== INFORMATION SUPPLIED ==

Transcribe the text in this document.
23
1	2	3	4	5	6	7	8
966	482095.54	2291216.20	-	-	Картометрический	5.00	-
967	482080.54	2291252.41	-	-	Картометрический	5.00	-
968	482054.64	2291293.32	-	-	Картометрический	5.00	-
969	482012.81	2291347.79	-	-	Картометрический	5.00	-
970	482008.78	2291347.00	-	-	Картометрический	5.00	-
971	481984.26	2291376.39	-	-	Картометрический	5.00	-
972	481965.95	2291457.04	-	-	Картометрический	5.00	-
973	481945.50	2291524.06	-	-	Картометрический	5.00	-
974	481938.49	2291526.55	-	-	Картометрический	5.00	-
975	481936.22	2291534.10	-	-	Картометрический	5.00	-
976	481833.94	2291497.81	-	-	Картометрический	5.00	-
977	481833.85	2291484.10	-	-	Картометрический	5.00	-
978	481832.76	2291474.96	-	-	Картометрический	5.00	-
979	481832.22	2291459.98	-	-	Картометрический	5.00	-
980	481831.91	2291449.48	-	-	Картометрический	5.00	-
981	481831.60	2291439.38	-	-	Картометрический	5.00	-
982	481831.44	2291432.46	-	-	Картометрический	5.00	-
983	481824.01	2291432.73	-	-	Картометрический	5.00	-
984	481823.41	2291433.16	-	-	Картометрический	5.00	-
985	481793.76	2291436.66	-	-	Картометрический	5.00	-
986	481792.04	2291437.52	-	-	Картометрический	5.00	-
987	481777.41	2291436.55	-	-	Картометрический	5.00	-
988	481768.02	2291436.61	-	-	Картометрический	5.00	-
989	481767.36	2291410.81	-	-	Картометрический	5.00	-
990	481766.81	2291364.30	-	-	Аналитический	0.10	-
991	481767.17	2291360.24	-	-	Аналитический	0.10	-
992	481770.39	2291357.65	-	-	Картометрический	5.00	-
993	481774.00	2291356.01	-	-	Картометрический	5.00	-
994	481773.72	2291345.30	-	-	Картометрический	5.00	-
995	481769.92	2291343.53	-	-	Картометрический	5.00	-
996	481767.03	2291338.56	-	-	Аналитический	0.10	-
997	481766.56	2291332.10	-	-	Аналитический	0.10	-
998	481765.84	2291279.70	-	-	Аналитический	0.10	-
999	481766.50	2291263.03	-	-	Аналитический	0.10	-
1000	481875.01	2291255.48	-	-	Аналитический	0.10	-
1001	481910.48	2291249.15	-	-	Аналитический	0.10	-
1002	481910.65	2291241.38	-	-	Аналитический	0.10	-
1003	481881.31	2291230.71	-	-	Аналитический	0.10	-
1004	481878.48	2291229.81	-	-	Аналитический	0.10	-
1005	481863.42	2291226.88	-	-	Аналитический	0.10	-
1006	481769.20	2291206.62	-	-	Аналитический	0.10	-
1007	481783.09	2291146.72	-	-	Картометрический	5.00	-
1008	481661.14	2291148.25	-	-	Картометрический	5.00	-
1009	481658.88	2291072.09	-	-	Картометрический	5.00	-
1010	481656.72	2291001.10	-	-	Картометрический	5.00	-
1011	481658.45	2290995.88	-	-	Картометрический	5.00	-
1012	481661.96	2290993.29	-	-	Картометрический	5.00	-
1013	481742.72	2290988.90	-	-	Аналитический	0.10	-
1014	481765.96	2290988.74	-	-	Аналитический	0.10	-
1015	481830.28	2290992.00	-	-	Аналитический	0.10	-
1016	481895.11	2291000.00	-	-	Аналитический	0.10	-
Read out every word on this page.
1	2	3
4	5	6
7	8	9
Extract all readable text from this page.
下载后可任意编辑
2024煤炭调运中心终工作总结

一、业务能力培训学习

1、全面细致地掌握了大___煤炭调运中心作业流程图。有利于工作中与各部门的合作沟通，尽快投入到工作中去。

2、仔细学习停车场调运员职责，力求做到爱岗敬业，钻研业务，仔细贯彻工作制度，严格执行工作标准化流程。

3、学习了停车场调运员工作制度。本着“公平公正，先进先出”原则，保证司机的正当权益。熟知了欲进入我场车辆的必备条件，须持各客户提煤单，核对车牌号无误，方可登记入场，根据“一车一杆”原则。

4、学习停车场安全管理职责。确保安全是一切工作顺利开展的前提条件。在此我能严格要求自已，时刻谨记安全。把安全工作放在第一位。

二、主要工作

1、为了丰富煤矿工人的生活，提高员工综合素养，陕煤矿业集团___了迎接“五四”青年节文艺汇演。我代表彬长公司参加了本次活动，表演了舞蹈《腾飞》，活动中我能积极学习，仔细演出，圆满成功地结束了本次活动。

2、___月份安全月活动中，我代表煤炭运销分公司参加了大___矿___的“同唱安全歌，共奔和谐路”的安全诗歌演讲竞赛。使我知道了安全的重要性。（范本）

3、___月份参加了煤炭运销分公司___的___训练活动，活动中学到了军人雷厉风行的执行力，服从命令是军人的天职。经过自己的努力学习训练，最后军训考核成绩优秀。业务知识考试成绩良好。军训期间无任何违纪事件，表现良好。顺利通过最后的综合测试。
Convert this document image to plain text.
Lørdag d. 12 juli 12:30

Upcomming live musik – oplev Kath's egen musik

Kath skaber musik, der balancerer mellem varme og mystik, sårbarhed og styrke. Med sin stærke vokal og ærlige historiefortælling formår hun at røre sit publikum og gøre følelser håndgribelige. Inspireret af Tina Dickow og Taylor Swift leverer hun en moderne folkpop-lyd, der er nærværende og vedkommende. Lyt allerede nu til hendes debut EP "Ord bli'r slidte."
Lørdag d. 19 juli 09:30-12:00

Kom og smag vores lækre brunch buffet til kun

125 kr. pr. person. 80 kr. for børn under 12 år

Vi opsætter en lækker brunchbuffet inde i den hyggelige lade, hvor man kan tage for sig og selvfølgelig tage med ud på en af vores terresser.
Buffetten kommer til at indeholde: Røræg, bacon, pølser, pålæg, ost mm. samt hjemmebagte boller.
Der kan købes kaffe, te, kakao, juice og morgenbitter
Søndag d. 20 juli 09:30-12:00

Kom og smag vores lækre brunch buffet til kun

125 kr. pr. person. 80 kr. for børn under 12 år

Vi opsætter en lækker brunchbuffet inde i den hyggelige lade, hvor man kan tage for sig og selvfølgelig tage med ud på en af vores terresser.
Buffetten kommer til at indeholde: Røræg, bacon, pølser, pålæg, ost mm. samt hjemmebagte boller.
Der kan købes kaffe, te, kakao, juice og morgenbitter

===

Repeat the records above exactly, leaving none out.

Transcribe the text in this document.
23
1	2	3	4	5	6	7	8
966	482095.54	2291216.20	-	-	Картометрический	5.00	-
967	482080.54	2291252.41	-	-	Картометрический	5.00	-
968	482054.64	2291293.32	-	-	Картометрический	5.00	-
969	482012.81	2291347.79	-	-	Картометрический	5.00	-
970	482008.78	2291347.00	-	-	Картометрический	5.00	-
971	481984.26	2291376.39	-	-	Картометрический	5.00	-
972	481965.95	2291457.04	-	-	Картометрический	5.00	-
973	481945.50	2291524.06	-	-	Картометрический	5.00	-
974	481938.49	2291526.55	-	-	Картометрический	5.00	-
975	481936.22	2291534.10	-	-	Картометрический	5.00	-
976	481833.94	2291497.81	-	-	Картометрический	5.00	-
977	481833.85	2291484.10	-	-	Картометрический	5.00	-
978	481832.76	2291474.96	-	-	Картометрический	5.00	-
979	481832.22	2291459.98	-	-	Картометрический	5.00	-
980	481831.91	2291449.48	-	-	Картометрический	5.00	-
981	481831.60	2291439.38	-	-	Картометрический	5.00	-
982	481831.44	2291432.46	-	-	Картометрический	5.00	-
983	481824.01	2291432.73	-	-	Картометрический	5.00	-
984	481823.41	2291433.16	-	-	Картометрический	5.00	-
985	481793.76	2291436.66	-	-	Картометрический	5.00	-
986	481792.04	2291437.52	-	-	Картометрический	5.00	-
987	481777.41	2291436.55	-	-	Картометрический	5.00	-
988	481768.02	2291436.61	-	-	Картометрический	5.00	-
989	481767.36	2291410.81	-	-	Картометрический	5.00	-
990	481766.81	2291364.30	-	-	Аналитический	0.10	-
991	481767.17	2291360.24	-	-	Аналитический	0.10	-
992	481770.39	2291357.65	-	-	Картометрический	5.00	-
993	481774.00	2291356.01	-	-	Картометрический	5.00	-
994	481773.72	2291345.30	-	-	Картометрический	5.00	-
995	481769.92	2291343.53	-	-	Картометрический	5.00	-
996	481767.03	2291338.56	-	-	Аналитический	0.10	-
997	481766.56	2291332.10	-	-	Аналитический	0.10	-
998	481765.84	2291279.70	-	-	Аналитический	0.10	-
999	481766.50	2291263.03	-	-	Аналитический	0.10	-
1000	481875.01	2291255.48	-	-	Аналитический	0.10	-
1001	481910.48	2291249.15	-	-	Аналитический	0.10	-
1002	481910.65	2291241.38	-	-	Аналитический	0.10	-
1003	481881.31	2291230.71	-	-	Аналитический	0.10	-
1004	481878.48	2291229.81	-	-	Аналитический	0.10	-
1005	481863.42	2291226.88	-	-	Аналитический	0.10	-
1006	481769.20	2291206.62	-	-	Аналитический	0.10	-
1007	481783.09	2291146.72	-	-	Картометрический	5.00	-
1008	481661.14	2291148.25	-	-	Картометрический	5.00	-
1009	481658.88	2291072.09	-	-	Картометрический	5.00	-
1010	481656.72	2291001.10	-	-	Картометрический	5.00	-
1011	481658.45	2290995.88	-	-	Картометрический	5.00	-
1012	481661.96	2290993.29	-	-	Картометрический	5.00	-
1013	481742.72	2290988.90	-	-	Аналитический	0.10	-
1014	481765.96	2290988.74	-	-	Аналитический	0.10	-
1015	481830.28	2290992.00	-	-	Аналитический	0.10	-
1016	481895.11	2291000.00	-	-	Аналитический	0.10	-
Read out every word on this page.
1	2	3
4	5	6
7	8	9
Extract all readable text from this page.
下载后可任意编辑
2024煤炭调运中心终工作总结

一、业务能力培训学习

1、全面细致地掌握了大___煤炭调运中心作业流程图。有利于工作中与各部门的合作沟通，尽快投入到工作中去。

2、仔细学习停车场调运员职责，力求做到爱岗敬业，钻研业务，仔细贯彻工作制度，严格执行工作标准化流程。

3、学习了停车场调运员工作制度。本着“公平公正，先进先出”原则，保证司机的正当权益。熟知了欲进入我场车辆的必备条件，须持各客户提煤单，核对车牌号无误，方可登记入场，根据“一车一杆”原则。

4、学习停车场安全管理职责。确保安全是一切工作顺利开展的前提条件。在此我能严格要求自已，时刻谨记安全。把安全工作放在第一位。

二、主要工作

1、为了丰富煤矿工人的生活，提高员工综合素养，陕煤矿业集团___了迎接“五四”青年节文艺汇演。我代表彬长公司参加了本次活动，表演了舞蹈《腾飞》，活动中我能积极学习，仔细演出，圆满成功地结束了本次活动。

2、___月份安全月活动中，我代表煤炭运销分公司参加了大___矿___的“同唱安全歌，共奔和谐路”的安全诗歌演讲竞赛。使我知道了安全的重要性。（范本）

3、___月份参加了煤炭运销分公司___的___训练活动，活动中学到了军人雷厉风行的执行力，服从命令是军人的天职。经过自己的努力学习训练，最后军训考核成绩优秀。业务知识考试成绩良好。军训期间无任何违纪事件，表现良好。顺利通过最后的综合测试。
Convert this document image to plain text.
Lørdag d. 12 juli 12:30

Upcomming live musik – oplev Kath's egen musik

Kath skaber musik, der balancerer mellem varme og mystik, sårbarhed og styrke. Med sin stærke vokal og ærlige historiefortælling formår hun at røre sit publikum og gøre følelser håndgribelige. Inspireret af Tina Dickow og Taylor Swift leverer hun en moderne folkpop-lyd, der er nærværende og vedkommende. Lyt allerede nu til hendes debut EP "Ord bli'r slidte."
Lørdag d. 19 juli 09:30-12:00

Kom og smag vores lækre brunch buffet til kun

125 kr. pr. person. 80 kr. for børn under 12 år

Vi opsætter en lækker brunchbuffet inde i den hyggelige lade, hvor man kan tage for sig og selvfølgelig tage med ud på en af vores terresser.
Buffetten kommer til at indeholde: Røræg, bacon, pølser, pålæg, ost mm. samt hjemmebagte boller.
Der kan købes kaffe, te, kakao, juice og morgenbitter
Søndag d. 20 juli 09:30-12:00

Kom og smag vores lækre brunch buffet til kun

125 kr. pr. person. 80 kr. for børn under 12 år

Vi opsætter en lækker brunchbuffet inde i den hyggelige lade, hvor man kan tage for sig og selvfølgelig tage med ud på en af vores terresser.
Buffetten kommer til at indeholde: Røræg, bacon, pølser, pålæg, ost mm. samt hjemmebagte boller.
Der kan købes kaffe, te, kakao, juice og morgenbitter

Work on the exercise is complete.